Region boundary data
━━━

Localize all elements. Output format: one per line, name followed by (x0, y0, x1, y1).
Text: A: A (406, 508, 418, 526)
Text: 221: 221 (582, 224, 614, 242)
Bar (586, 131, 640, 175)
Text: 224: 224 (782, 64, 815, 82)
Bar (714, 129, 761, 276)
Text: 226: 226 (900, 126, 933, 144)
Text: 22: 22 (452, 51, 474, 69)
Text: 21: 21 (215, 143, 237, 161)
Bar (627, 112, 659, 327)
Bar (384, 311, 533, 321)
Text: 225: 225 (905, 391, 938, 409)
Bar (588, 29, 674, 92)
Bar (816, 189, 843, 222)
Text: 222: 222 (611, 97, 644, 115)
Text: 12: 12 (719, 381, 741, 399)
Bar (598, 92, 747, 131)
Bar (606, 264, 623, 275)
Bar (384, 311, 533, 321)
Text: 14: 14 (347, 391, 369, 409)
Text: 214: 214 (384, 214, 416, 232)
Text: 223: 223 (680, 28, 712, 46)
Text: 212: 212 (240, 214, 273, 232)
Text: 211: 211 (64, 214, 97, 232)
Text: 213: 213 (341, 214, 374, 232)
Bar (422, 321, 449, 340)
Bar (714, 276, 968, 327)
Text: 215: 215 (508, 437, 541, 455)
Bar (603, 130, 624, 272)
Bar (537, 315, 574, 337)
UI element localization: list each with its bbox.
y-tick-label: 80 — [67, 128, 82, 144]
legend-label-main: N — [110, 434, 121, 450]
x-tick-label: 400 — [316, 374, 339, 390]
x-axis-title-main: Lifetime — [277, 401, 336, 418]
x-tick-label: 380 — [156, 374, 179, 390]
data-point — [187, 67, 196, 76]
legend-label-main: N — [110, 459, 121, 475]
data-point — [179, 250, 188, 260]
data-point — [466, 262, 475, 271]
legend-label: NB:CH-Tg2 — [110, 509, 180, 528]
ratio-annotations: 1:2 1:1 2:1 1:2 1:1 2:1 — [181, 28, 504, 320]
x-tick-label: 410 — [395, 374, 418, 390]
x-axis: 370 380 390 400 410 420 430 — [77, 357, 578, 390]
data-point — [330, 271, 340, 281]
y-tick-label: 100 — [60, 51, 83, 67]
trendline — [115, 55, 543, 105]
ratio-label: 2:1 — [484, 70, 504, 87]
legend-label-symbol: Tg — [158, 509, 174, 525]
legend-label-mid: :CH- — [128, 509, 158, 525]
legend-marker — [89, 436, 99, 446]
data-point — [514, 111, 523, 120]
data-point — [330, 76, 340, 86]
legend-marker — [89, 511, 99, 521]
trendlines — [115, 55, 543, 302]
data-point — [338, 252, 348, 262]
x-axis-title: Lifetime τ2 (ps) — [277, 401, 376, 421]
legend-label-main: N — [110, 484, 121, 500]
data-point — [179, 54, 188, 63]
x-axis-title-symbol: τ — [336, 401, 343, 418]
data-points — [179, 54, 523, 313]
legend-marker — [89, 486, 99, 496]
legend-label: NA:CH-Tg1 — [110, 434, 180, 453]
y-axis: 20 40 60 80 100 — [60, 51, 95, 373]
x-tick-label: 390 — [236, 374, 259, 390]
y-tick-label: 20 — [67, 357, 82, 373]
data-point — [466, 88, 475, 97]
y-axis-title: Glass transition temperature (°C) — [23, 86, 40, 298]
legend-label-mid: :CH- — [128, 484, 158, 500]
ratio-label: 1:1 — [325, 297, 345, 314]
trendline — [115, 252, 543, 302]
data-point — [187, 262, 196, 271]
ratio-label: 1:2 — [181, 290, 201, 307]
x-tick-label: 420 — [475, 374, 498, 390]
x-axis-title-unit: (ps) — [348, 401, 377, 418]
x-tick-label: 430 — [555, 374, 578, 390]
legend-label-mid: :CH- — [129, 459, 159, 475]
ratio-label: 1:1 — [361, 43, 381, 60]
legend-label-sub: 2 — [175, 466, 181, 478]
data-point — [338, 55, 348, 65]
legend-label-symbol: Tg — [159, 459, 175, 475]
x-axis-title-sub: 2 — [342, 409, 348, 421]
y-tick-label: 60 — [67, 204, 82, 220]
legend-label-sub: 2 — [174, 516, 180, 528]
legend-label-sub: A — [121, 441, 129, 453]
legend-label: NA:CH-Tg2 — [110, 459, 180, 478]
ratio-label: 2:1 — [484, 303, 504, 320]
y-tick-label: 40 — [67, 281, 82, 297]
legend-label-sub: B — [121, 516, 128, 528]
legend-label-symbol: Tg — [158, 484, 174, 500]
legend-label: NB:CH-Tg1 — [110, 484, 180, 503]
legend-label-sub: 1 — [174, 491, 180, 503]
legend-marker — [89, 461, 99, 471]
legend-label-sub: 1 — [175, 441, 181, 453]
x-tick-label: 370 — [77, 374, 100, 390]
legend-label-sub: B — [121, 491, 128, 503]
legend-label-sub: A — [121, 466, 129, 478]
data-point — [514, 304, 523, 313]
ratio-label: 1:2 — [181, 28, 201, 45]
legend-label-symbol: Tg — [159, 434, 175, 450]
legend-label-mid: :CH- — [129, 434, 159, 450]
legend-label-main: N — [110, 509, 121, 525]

━━━

* [What to work on] Return each line of the items above that contains the string "axis". Case matters.

* [Solution to the problem]
x-axis-title-main: Lifetime — [277, 401, 336, 418]
x-axis: 370 380 390 400 410 420 430 — [77, 357, 578, 390]
x-axis-title: Lifetime τ2 (ps) — [277, 401, 376, 421]
x-axis-title-symbol: τ — [336, 401, 343, 418]
y-axis: 20 40 60 80 100 — [60, 51, 95, 373]
y-axis-title: Glass transition temperature (°C) — [23, 86, 40, 298]
x-axis-title-unit: (ps) — [348, 401, 377, 418]
x-axis-title-sub: 2 — [342, 409, 348, 421]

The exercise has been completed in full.